Return all of the data exactly, with nothing left out but the pictures.

━━━━━━━━━━━━━━━━

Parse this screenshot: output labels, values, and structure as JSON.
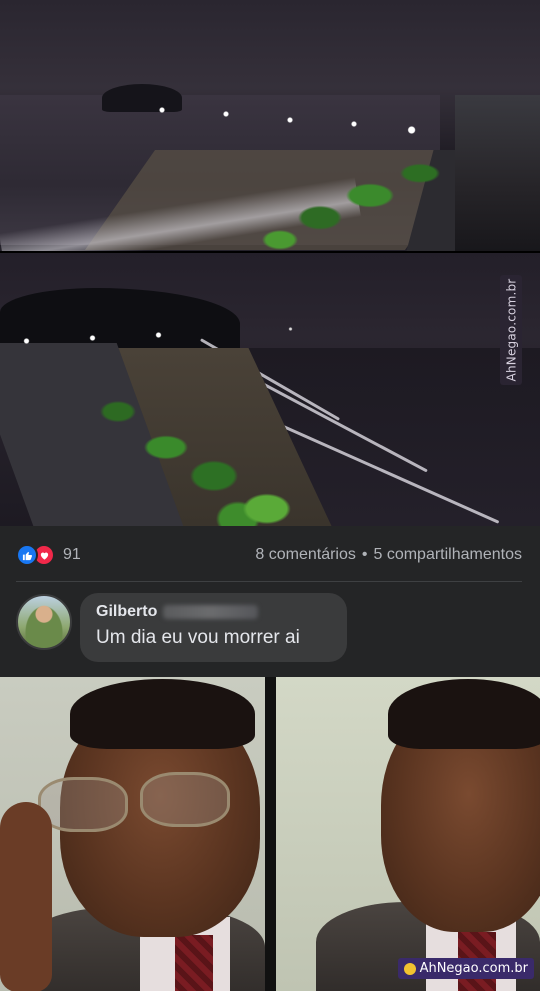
{
  "photos": {
    "top_alt": "night beach promenade",
    "bottom_alt": "aerial night beach"
  },
  "watermark": {
    "side_text": "AhNegao.com.br",
    "bottom_text": "AhNegao.com.br"
  },
  "post": {
    "reaction_count": "91",
    "comments": "8 comentários",
    "separator": "•",
    "shares": "5 compartilhamentos",
    "reactions": [
      "like-icon",
      "love-icon"
    ],
    "colors": {
      "like": "#1877f2",
      "love": "#f02849",
      "background": "#242526"
    }
  },
  "comment": {
    "author": "Gilberto",
    "text": "Um dia eu vou morrer ai"
  }
}
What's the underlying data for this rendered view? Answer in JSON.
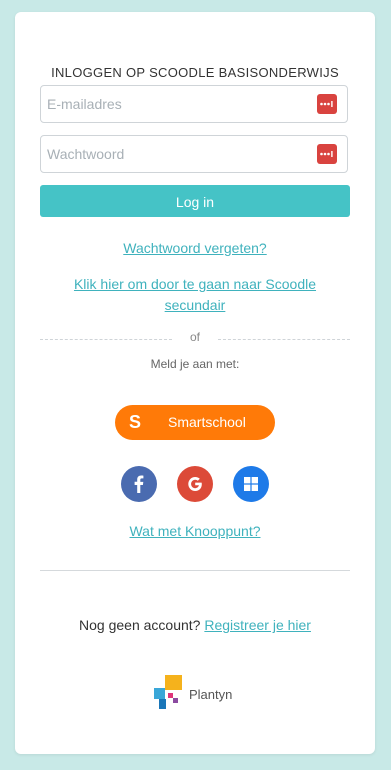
{
  "login": {
    "title": "INLOGGEN OP SCOODLE BASISONDERWIJS",
    "email_placeholder": "E-mailadres",
    "password_placeholder": "Wachtwoord",
    "login_button": "Log in",
    "forgot_password": "Wachtwoord vergeten?",
    "secondary_line1": "Klik hier om door te gaan naar Scoodle",
    "secondary_line2": "secundair",
    "or_text": "of",
    "sign_in_with": "Meld je aan met:",
    "knooppunt_link": "Wat met Knooppunt?"
  },
  "providers": {
    "smartschool_letter": "S",
    "smartschool_label": "Smartschool",
    "social_icons": [
      "facebook-icon",
      "google-icon",
      "windows-icon"
    ]
  },
  "register": {
    "text": "Nog geen account?",
    "link": "Registreer je hier"
  },
  "brand": {
    "name": "Plantyn"
  },
  "colors": {
    "background": "#c8e9e7",
    "accent": "#45c3c6",
    "link": "#3fb2bd",
    "smartschool": "#ff7a08",
    "facebook": "#4a6bb0",
    "google": "#dc4a38",
    "windows": "#1e7ae8",
    "password_icon": "#d9433f"
  }
}
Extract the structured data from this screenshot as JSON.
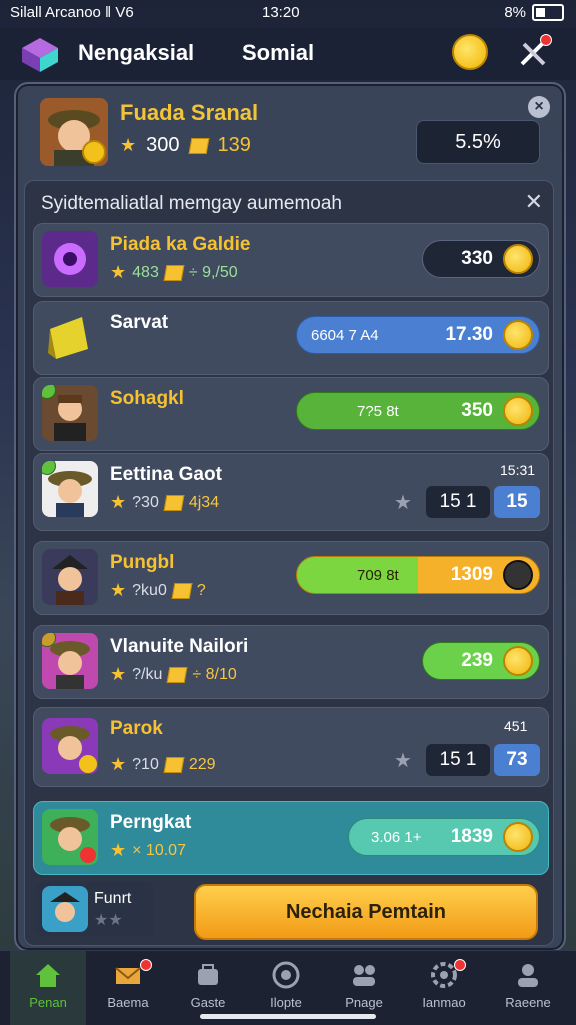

━━━━━━━━━━━━━━━━

> **SOLUTION BELOW**
Parse this screenshot: output labels, values, and structure as JSON.
{
  "photos": {
    "top_alt": "night beach promenade",
    "bottom_alt": "aerial night beach"
  },
  "watermark": {
    "side_text": "AhNegao.com.br",
    "bottom_text": "AhNegao.com.br"
  },
  "post": {
    "reaction_count": "91",
    "comments": "8 comentários",
    "separator": "•",
    "shares": "5 compartilhamentos",
    "reactions": [
      "like-icon",
      "love-icon"
    ],
    "colors": {
      "like": "#1877f2",
      "love": "#f02849",
      "background": "#242526"
    }
  },
  "comment": {
    "author": "Gilberto",
    "text": "Um dia eu vou morrer ai"
  }
}
What's the underlying data for this rendered view? Answer in JSON.
{
  "login": {
    "title": "INLOGGEN OP SCOODLE BASISONDERWIJS",
    "email_placeholder": "E-mailadres",
    "password_placeholder": "Wachtwoord",
    "login_button": "Log in",
    "forgot_password": "Wachtwoord vergeten?",
    "secondary_line1": "Klik hier om door te gaan naar Scoodle",
    "secondary_line2": "secundair",
    "or_text": "of",
    "sign_in_with": "Meld je aan met:",
    "knooppunt_link": "Wat met Knooppunt?"
  },
  "providers": {
    "smartschool_letter": "S",
    "smartschool_label": "Smartschool",
    "social_icons": [
      "facebook-icon",
      "google-icon",
      "windows-icon"
    ]
  },
  "register": {
    "text": "Nog geen account?",
    "link": "Registreer je hier"
  },
  "brand": {
    "name": "Plantyn"
  },
  "colors": {
    "background": "#c8e9e7",
    "accent": "#45c3c6",
    "link": "#3fb2bd",
    "smartschool": "#ff7a08",
    "facebook": "#4a6bb0",
    "google": "#dc4a38",
    "windows": "#1e7ae8",
    "password_icon": "#d9433f"
  }
}
Extract the structured data from this screenshot as JSON.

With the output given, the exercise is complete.